What the exercise asks —
Repeat the records in full and exactly, omitting pictures.

Supplied information —
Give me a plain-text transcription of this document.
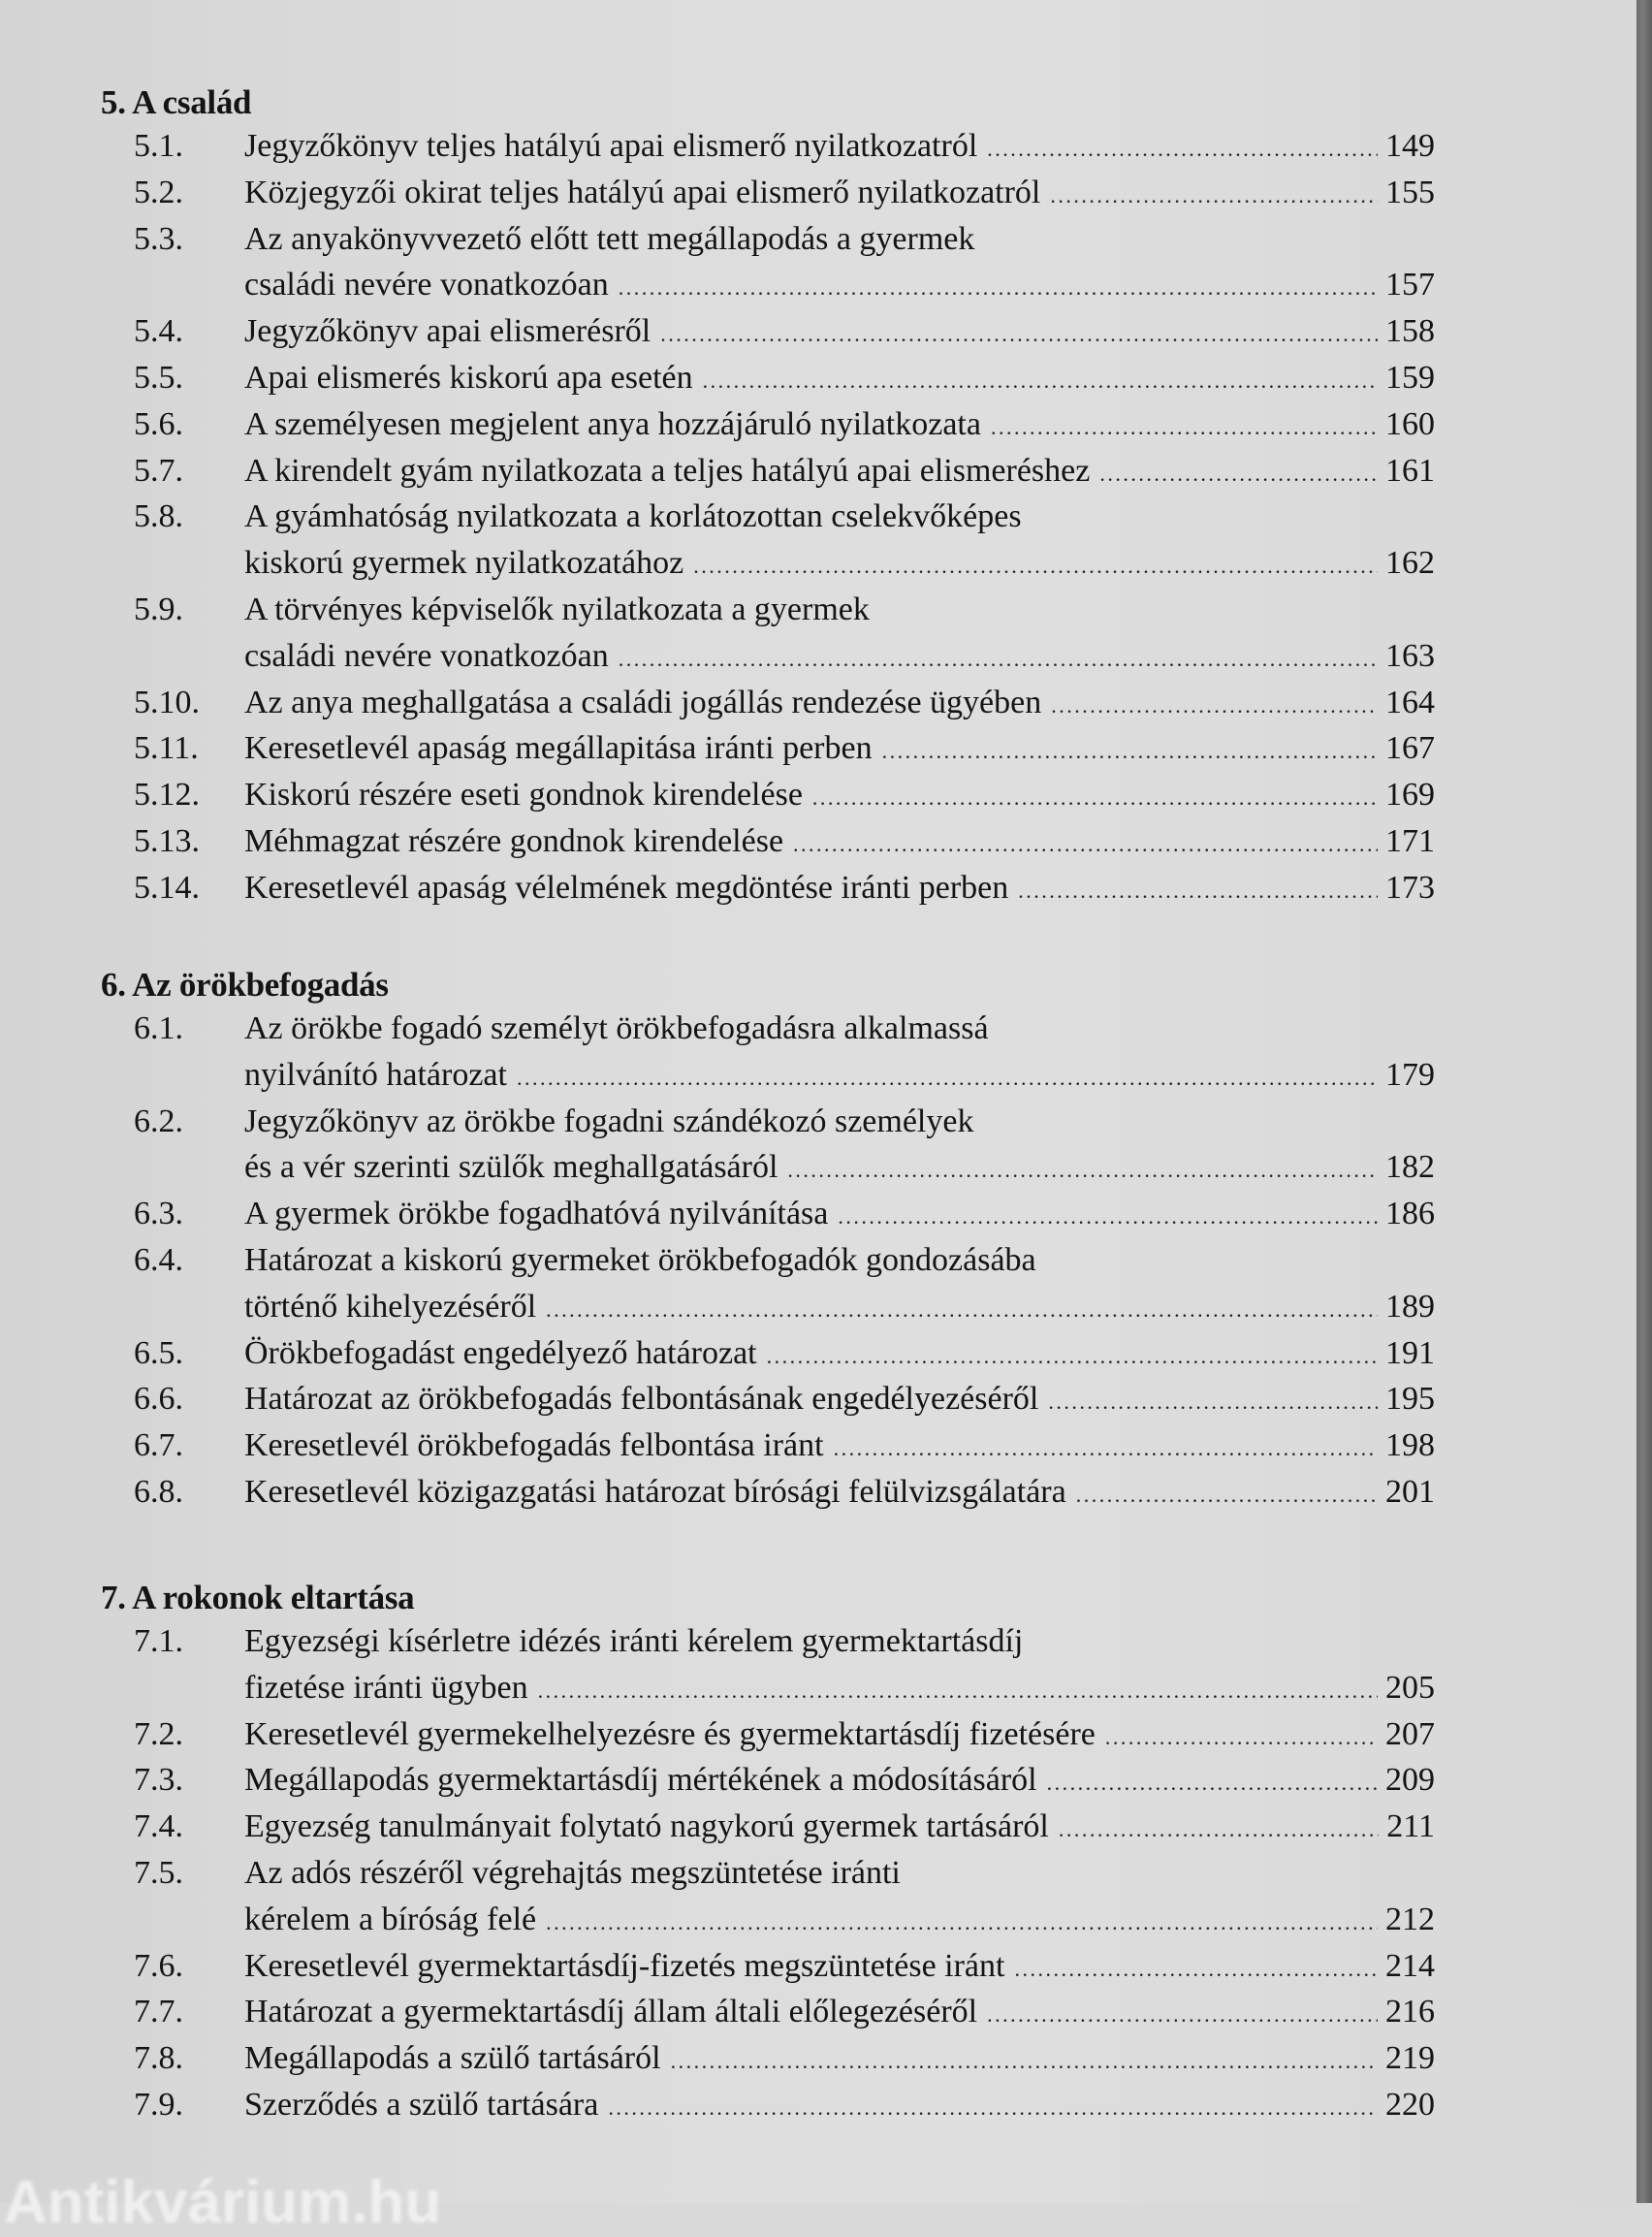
5. A család
5.1. Jegyzőkönyv teljes hatályú apai elismerő nyilatkozatról . . .	149
5.2. Közjegyzői okirat teljes hatályú apai elismerő nyilatkozatról . . .	155
5.3. Az anyakönyvvezető előtt tett megállapodás a gyermek
családi nevére vonatkozóan . . .	157
5.4. Jegyzőkönyv apai elismerésről . . .	158
5.5. Apai elismerés kiskorú apa esetén . . .	159
5.6. A személyesen megjelent anya hozzájáruló nyilatkozata . . .	160
5.7. A kirendelt gyám nyilatkozata a teljes hatályú apai elismeréshez . . .	161
5.8. A gyámhatóság nyilatkozata a korlátozottan cselekvőképes
kiskorú gyermek nyilatkozatához . . .	162
5.9. A törvényes képviselők nyilatkozata a gyermek
családi nevére vonatkozóan . . .	163
5.10. Az anya meghallgatása a családi jogállás rendezése ügyében . . .	164
5.11. Keresetlevél apaság megállapitása iránti perben . . .	167
5.12. Kiskorú részére eseti gondnok kirendelése . . .	169
5.13. Méhmagzat részére gondnok kirendelése . . .	171
5.14. Keresetlevél apaság vélelmének megdöntése iránti perben . . .	173
6. Az örökbefogadás
6.1. Az örökbe fogadó személyt örökbefogadásra alkalmassá
nyilvánító határozat . . .	179
6.2. Jegyzőkönyv az örökbe fogadni szándékozó személyek
és a vér szerinti szülők meghallgatásáról . . .	182
6.3. A gyermek örökbe fogadhatóvá nyilvánítása . . .	186
6.4. Határozat a kiskorú gyermeket örökbefogadók gondozásába
történő kihelyezéséről . . .	189
6.5. Örökbefogadást engedélyező határozat . . .	191
6.6. Határozat az örökbefogadás felbontásának engedélyezéséről . . .	195
6.7. Keresetlevél örökbefogadás felbontása iránt . . .	198
6.8. Keresetlevél közigazgatási határozat bírósági felülvizsgálatára . . .	201
7. A rokonok eltartása
7.1. Egyezségi kísérletre idézés iránti kérelem gyermektartásdíj
fizetése iránti ügyben . . .	205
7.2. Keresetlevél gyermekelhelyezésre és gyermektartásdíj fizetésére . . .	207
7.3. Megállapodás gyermektartásdíj mértékének a módosításáról . . .	209
7.4. Egyezség tanulmányait folytató nagykorú gyermek tartásáról . . .	211
7.5. Az adós részéről végrehajtás megszüntetése iránti
kérelem a bíróság felé . . .	212
7.6. Keresetlevél gyermektartásdíj-fizetés megszüntetése iránt . . .	214
7.7. Határozat a gyermektartásdíj állam általi előlegezéséről . . .	216
7.8. Megállapodás a szülő tartásáról . . .	219
7.9. Szerződés a szülő tartására . . .	220
Antikvárium.hu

Solution to this task —
Give me a plain-text transcription of this document.
5. A család
5.1. Jegyzőkönyv teljes hatályú apai elismerő nyilatkozatról . . .	149
5.2. Közjegyzői okirat teljes hatályú apai elismerő nyilatkozatról . . .	155
5.3. Az anyakönyvvezető előtt tett megállapodás a gyermek
családi nevére vonatkozóan . . .	157
5.4. Jegyzőkönyv apai elismerésről . . .	158
5.5. Apai elismerés kiskorú apa esetén . . .	159
5.6. A személyesen megjelent anya hozzájáruló nyilatkozata . . .	160
5.7. A kirendelt gyám nyilatkozata a teljes hatályú apai elismeréshez . . .	161
5.8. A gyámhatóság nyilatkozata a korlátozottan cselekvőképes
kiskorú gyermek nyilatkozatához . . .	162
5.9. A törvényes képviselők nyilatkozata a gyermek
családi nevére vonatkozóan . . .	163
5.10. Az anya meghallgatása a családi jogállás rendezése ügyében . . .	164
5.11. Keresetlevél apaság megállapitása iránti perben . . .	167
5.12. Kiskorú részére eseti gondnok kirendelése . . .	169
5.13. Méhmagzat részére gondnok kirendelése . . .	171
5.14. Keresetlevél apaság vélelmének megdöntése iránti perben . . .	173
6. Az örökbefogadás
6.1. Az örökbe fogadó személyt örökbefogadásra alkalmassá
nyilvánító határozat . . .	179
6.2. Jegyzőkönyv az örökbe fogadni szándékozó személyek
és a vér szerinti szülők meghallgatásáról . . .	182
6.3. A gyermek örökbe fogadhatóvá nyilvánítása . . .	186
6.4. Határozat a kiskorú gyermeket örökbefogadók gondozásába
történő kihelyezéséről . . .	189
6.5. Örökbefogadást engedélyező határozat . . .	191
6.6. Határozat az örökbefogadás felbontásának engedélyezéséről . . .	195
6.7. Keresetlevél örökbefogadás felbontása iránt . . .	198
6.8. Keresetlevél közigazgatási határozat bírósági felülvizsgálatára . . .	201
7. A rokonok eltartása
7.1. Egyezségi kísérletre idézés iránti kérelem gyermektartásdíj
fizetése iránti ügyben . . .	205
7.2. Keresetlevél gyermekelhelyezésre és gyermektartásdíj fizetésére . . .	207
7.3. Megállapodás gyermektartásdíj mértékének a módosításáról . . .	209
7.4. Egyezség tanulmányait folytató nagykorú gyermek tartásáról . . .	211
7.5. Az adós részéről végrehajtás megszüntetése iránti
kérelem a bíróság felé . . .	212
7.6. Keresetlevél gyermektartásdíj-fizetés megszüntetése iránt . . .	214
7.7. Határozat a gyermektartásdíj állam általi előlegezéséről . . .	216
7.8. Megállapodás a szülő tartásáról . . .	219
7.9. Szerződés a szülő tartására . . .	220
Antikvárium.hu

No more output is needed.